Items from a dataset

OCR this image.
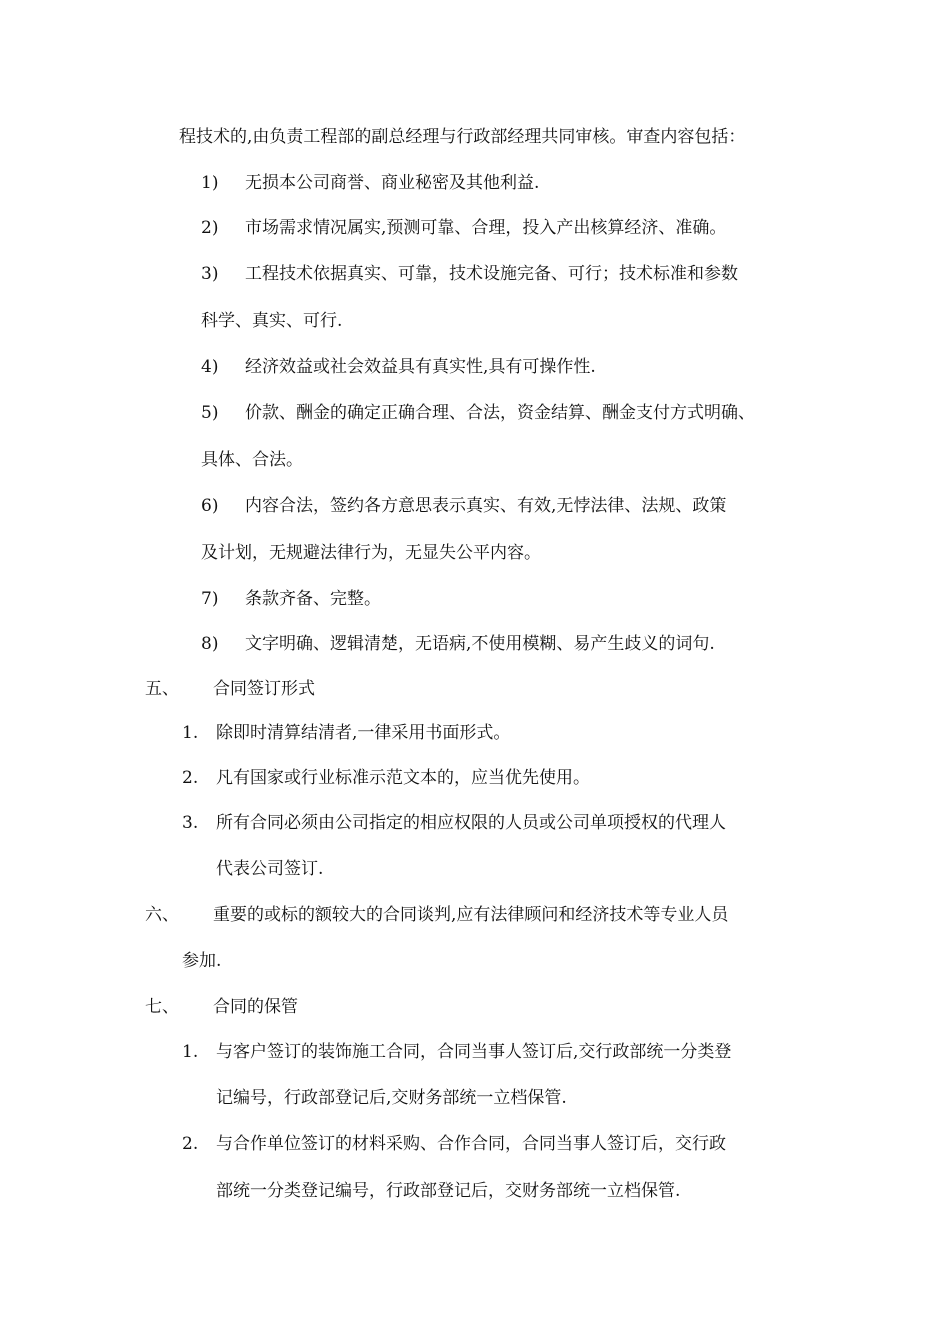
程技术的,由负责工程部的副总经理与行政部经理共同审核。审查内容包括：
1) 无损本公司商誉、商业秘密及其他利益.
2) 市场需求情况属实,预测可靠、合理，投入产出核算经济、准确。
3) 工程技术依据真实、可靠，技术设施完备、可行；技术标准和参数
科学、真实、可行.
4) 经济效益或社会效益具有真实性,具有可操作性.
5) 价款、酬金的确定正确合理、合法，资金结算、酬金支付方式明确、
具体、合法。
6) 内容合法，签约各方意思表示真实、有效,无悖法律、法规、政策
及计划，无规避法律行为，无显失公平内容。
7) 条款齐备、完整。
8) 文字明确、逻辑清楚，无语病,不使用模糊、易产生歧义的词句.
五、 合同签订形式
1. 除即时清算结清者,一律采用书面形式。
2. 凡有国家或行业标准示范文本的，应当优先使用。
3. 所有合同必须由公司指定的相应权限的人员或公司单项授权的代理人
代表公司签订.
六、 重要的或标的额较大的合同谈判,应有法律顾问和经济技术等专业人员
参加.
七、 合同的保管
1. 与客户签订的装饰施工合同，合同当事人签订后,交行政部统一分类登
记编号，行政部登记后,交财务部统一立档保管.
2. 与合作单位签订的材料采购、合作合同，合同当事人签订后，交行政
部统一分类登记编号，行政部登记后，交财务部统一立档保管.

* [TASK DETAILS]: Return all lines containing the word "交财务部统一立档保管".

* [OUTPUT]:
记编号，行政部登记后,交财务部统一立档保管.
部统一分类登记编号，行政部登记后，交财务部统一立档保管.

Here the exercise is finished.